What this task involves: Extract every record, keeping each one exactly as it is.

::: Recorded information

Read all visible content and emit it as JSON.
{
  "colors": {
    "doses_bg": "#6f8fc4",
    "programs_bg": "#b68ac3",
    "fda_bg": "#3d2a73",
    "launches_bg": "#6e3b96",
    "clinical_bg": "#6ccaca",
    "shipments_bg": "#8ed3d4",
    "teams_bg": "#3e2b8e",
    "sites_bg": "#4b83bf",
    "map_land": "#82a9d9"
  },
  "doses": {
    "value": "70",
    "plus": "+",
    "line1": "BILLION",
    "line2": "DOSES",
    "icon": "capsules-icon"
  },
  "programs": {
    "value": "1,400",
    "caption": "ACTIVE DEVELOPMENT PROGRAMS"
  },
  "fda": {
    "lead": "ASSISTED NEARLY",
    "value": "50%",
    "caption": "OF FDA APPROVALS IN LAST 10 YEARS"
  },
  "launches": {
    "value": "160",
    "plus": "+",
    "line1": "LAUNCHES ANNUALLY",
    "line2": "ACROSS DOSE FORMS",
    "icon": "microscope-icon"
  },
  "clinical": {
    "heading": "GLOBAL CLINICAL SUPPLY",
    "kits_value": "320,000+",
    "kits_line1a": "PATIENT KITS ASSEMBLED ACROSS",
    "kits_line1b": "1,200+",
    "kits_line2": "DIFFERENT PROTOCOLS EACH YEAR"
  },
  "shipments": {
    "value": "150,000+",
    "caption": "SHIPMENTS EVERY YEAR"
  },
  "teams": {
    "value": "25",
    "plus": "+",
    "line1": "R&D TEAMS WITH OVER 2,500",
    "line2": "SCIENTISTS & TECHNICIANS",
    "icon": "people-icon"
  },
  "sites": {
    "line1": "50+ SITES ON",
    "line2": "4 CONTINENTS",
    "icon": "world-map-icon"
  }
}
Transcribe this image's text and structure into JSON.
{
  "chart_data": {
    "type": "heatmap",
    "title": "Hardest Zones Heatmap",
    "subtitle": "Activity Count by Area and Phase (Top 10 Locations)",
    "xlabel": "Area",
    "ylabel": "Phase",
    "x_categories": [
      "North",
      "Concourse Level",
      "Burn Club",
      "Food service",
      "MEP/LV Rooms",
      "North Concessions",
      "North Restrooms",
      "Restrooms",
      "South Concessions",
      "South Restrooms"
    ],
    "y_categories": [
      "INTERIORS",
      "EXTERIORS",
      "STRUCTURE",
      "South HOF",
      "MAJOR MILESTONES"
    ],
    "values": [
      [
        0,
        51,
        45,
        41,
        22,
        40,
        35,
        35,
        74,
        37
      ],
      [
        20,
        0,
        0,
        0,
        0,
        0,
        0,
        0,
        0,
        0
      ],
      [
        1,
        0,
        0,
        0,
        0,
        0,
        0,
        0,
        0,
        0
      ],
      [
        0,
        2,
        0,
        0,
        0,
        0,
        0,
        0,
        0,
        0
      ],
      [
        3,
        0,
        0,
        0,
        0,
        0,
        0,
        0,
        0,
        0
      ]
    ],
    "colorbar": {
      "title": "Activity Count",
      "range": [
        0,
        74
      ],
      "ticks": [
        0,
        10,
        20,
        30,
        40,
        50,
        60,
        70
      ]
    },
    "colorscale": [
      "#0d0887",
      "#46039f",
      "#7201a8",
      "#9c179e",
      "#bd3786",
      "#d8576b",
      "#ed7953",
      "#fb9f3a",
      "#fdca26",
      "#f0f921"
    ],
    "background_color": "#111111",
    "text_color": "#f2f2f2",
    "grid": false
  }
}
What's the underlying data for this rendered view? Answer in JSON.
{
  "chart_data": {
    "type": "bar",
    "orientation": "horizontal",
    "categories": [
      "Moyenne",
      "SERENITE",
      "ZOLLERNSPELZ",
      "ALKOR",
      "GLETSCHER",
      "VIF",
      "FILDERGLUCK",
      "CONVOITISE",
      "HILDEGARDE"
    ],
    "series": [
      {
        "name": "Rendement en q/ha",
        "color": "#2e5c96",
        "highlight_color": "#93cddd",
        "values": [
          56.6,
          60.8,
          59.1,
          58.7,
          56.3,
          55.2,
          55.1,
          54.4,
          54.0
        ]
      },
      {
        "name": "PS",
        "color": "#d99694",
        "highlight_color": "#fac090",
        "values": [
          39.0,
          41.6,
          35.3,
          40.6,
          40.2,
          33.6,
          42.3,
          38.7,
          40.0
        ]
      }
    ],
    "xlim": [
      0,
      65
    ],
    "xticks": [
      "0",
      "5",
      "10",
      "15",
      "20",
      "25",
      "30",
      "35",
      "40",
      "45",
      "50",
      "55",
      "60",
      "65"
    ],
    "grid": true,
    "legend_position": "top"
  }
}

::::::

Result of the task:
Read all visible content and emit it as JSON.
{
  "colors": {
    "doses_bg": "#6f8fc4",
    "programs_bg": "#b68ac3",
    "fda_bg": "#3d2a73",
    "launches_bg": "#6e3b96",
    "clinical_bg": "#6ccaca",
    "shipments_bg": "#8ed3d4",
    "teams_bg": "#3e2b8e",
    "sites_bg": "#4b83bf",
    "map_land": "#82a9d9"
  },
  "doses": {
    "value": "70",
    "plus": "+",
    "line1": "BILLION",
    "line2": "DOSES",
    "icon": "capsules-icon"
  },
  "programs": {
    "value": "1,400",
    "caption": "ACTIVE DEVELOPMENT PROGRAMS"
  },
  "fda": {
    "lead": "ASSISTED NEARLY",
    "value": "50%",
    "caption": "OF FDA APPROVALS IN LAST 10 YEARS"
  },
  "launches": {
    "value": "160",
    "plus": "+",
    "line1": "LAUNCHES ANNUALLY",
    "line2": "ACROSS DOSE FORMS",
    "icon": "microscope-icon"
  },
  "clinical": {
    "heading": "GLOBAL CLINICAL SUPPLY",
    "kits_value": "320,000+",
    "kits_line1a": "PATIENT KITS ASSEMBLED ACROSS",
    "kits_line1b": "1,200+",
    "kits_line2": "DIFFERENT PROTOCOLS EACH YEAR"
  },
  "shipments": {
    "value": "150,000+",
    "caption": "SHIPMENTS EVERY YEAR"
  },
  "teams": {
    "value": "25",
    "plus": "+",
    "line1": "R&D TEAMS WITH OVER 2,500",
    "line2": "SCIENTISTS & TECHNICIANS",
    "icon": "people-icon"
  },
  "sites": {
    "line1": "50+ SITES ON",
    "line2": "4 CONTINENTS",
    "icon": "world-map-icon"
  }
}
Transcribe this image's text and structure into JSON.
{
  "chart_data": {
    "type": "heatmap",
    "title": "Hardest Zones Heatmap",
    "subtitle": "Activity Count by Area and Phase (Top 10 Locations)",
    "xlabel": "Area",
    "ylabel": "Phase",
    "x_categories": [
      "North",
      "Concourse Level",
      "Burn Club",
      "Food service",
      "MEP/LV Rooms",
      "North Concessions",
      "North Restrooms",
      "Restrooms",
      "South Concessions",
      "South Restrooms"
    ],
    "y_categories": [
      "INTERIORS",
      "EXTERIORS",
      "STRUCTURE",
      "South HOF",
      "MAJOR MILESTONES"
    ],
    "values": [
      [
        0,
        51,
        45,
        41,
        22,
        40,
        35,
        35,
        74,
        37
      ],
      [
        20,
        0,
        0,
        0,
        0,
        0,
        0,
        0,
        0,
        0
      ],
      [
        1,
        0,
        0,
        0,
        0,
        0,
        0,
        0,
        0,
        0
      ],
      [
        0,
        2,
        0,
        0,
        0,
        0,
        0,
        0,
        0,
        0
      ],
      [
        3,
        0,
        0,
        0,
        0,
        0,
        0,
        0,
        0,
        0
      ]
    ],
    "colorbar": {
      "title": "Activity Count",
      "range": [
        0,
        74
      ],
      "ticks": [
        0,
        10,
        20,
        30,
        40,
        50,
        60,
        70
      ]
    },
    "colorscale": [
      "#0d0887",
      "#46039f",
      "#7201a8",
      "#9c179e",
      "#bd3786",
      "#d8576b",
      "#ed7953",
      "#fb9f3a",
      "#fdca26",
      "#f0f921"
    ],
    "background_color": "#111111",
    "text_color": "#f2f2f2",
    "grid": false
  }
}
What's the underlying data for this rendered view? Answer in JSON.
{
  "chart_data": {
    "type": "bar",
    "orientation": "horizontal",
    "categories": [
      "Moyenne",
      "SERENITE",
      "ZOLLERNSPELZ",
      "ALKOR",
      "GLETSCHER",
      "VIF",
      "FILDERGLUCK",
      "CONVOITISE",
      "HILDEGARDE"
    ],
    "series": [
      {
        "name": "Rendement en q/ha",
        "color": "#2e5c96",
        "highlight_color": "#93cddd",
        "values": [
          56.6,
          60.8,
          59.1,
          58.7,
          56.3,
          55.2,
          55.1,
          54.4,
          54.0
        ]
      },
      {
        "name": "PS",
        "color": "#d99694",
        "highlight_color": "#fac090",
        "values": [
          39.0,
          41.6,
          35.3,
          40.6,
          40.2,
          33.6,
          42.3,
          38.7,
          40.0
        ]
      }
    ],
    "xlim": [
      0,
      65
    ],
    "xticks": [
      "0",
      "5",
      "10",
      "15",
      "20",
      "25",
      "30",
      "35",
      "40",
      "45",
      "50",
      "55",
      "60",
      "65"
    ],
    "grid": true,
    "legend_position": "top"
  }
}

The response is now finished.